** Start Material provided **

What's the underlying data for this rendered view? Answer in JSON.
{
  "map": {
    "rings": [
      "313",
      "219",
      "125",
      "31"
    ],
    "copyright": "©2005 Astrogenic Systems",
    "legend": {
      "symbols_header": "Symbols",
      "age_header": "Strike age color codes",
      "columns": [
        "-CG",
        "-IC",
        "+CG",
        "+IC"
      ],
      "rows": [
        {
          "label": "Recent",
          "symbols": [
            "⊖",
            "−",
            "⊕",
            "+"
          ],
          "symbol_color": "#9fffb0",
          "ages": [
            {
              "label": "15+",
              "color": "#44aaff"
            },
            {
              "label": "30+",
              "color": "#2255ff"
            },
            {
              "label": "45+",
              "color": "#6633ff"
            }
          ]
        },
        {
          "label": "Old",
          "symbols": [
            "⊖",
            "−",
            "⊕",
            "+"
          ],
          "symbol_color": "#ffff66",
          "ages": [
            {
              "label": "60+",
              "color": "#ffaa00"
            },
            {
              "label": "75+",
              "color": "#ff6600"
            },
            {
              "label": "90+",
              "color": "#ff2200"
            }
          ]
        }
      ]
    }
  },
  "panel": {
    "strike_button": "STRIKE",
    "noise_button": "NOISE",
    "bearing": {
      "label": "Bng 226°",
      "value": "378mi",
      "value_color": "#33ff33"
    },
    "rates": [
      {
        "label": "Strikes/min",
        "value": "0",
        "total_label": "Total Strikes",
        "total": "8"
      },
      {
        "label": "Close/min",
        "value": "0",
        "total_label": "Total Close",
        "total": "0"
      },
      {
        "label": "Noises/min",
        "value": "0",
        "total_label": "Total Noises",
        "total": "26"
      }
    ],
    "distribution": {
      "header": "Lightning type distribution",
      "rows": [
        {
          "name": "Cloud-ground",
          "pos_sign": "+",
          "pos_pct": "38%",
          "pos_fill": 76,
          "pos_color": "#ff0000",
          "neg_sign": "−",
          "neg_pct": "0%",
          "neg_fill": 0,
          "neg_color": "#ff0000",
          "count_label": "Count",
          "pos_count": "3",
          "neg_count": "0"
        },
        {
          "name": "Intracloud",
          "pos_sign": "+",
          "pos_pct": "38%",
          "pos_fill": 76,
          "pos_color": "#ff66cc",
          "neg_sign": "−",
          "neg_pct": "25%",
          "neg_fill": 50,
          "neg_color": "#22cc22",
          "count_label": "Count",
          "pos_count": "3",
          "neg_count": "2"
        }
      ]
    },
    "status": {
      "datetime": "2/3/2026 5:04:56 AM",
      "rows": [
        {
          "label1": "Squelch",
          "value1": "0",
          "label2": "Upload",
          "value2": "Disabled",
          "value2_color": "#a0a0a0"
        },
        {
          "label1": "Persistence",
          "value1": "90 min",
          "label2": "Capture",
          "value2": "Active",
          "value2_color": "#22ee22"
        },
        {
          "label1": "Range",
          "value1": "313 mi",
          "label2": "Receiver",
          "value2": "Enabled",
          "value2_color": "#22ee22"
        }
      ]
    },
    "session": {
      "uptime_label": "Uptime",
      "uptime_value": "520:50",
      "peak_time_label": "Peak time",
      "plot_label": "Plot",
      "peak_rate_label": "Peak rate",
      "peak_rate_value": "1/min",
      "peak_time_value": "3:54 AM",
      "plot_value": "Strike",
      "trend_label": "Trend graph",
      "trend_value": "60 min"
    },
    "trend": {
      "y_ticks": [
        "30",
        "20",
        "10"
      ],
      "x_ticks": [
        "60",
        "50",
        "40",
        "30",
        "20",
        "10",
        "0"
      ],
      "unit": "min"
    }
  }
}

** End Material provided **
** Start Material provided **

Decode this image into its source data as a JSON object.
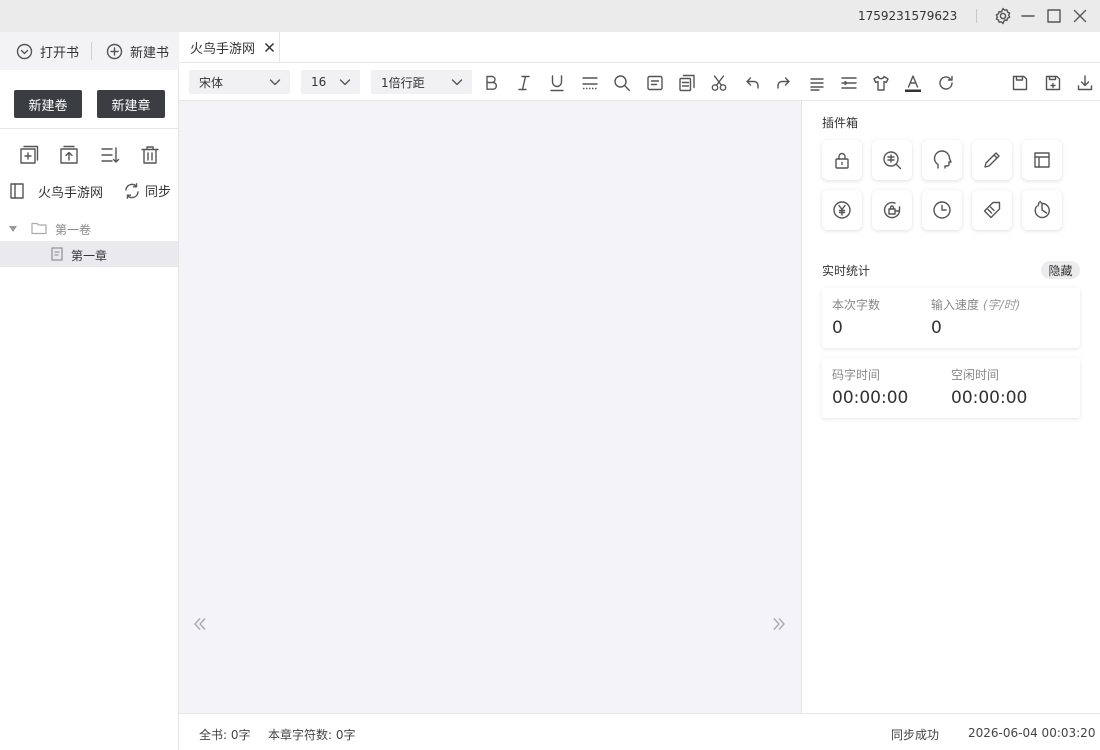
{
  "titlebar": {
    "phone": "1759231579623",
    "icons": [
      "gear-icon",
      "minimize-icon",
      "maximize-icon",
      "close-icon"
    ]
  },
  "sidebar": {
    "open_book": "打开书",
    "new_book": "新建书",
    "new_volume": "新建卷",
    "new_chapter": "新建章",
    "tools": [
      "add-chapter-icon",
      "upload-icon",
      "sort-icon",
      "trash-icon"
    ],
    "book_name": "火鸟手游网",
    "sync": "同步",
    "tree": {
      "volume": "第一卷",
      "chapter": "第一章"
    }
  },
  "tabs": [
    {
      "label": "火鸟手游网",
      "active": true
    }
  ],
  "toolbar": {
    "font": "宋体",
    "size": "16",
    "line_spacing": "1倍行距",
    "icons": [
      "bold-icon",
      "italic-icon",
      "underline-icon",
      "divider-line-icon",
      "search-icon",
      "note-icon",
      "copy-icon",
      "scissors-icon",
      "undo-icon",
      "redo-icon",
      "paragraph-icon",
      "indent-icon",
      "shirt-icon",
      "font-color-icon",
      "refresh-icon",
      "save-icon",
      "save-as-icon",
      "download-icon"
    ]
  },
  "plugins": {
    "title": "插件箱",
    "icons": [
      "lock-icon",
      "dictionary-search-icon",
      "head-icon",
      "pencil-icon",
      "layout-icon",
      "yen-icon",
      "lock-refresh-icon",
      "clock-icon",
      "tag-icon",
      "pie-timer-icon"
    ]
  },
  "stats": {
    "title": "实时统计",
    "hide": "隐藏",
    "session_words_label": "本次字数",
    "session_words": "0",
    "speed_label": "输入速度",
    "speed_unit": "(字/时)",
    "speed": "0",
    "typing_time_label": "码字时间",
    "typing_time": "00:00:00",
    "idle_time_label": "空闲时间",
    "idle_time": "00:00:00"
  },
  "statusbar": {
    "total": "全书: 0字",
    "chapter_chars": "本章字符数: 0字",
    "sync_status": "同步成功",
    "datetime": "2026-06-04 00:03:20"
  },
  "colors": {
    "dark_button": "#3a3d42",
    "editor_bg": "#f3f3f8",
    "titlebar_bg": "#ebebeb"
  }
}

** End Material provided **

Scan the records above for the string "data", then select every line that holds it.

* **Exercise answer**
What's the underlying data for this rendered view? Answer in JSON.
Decode this image into its source data as a JSON object.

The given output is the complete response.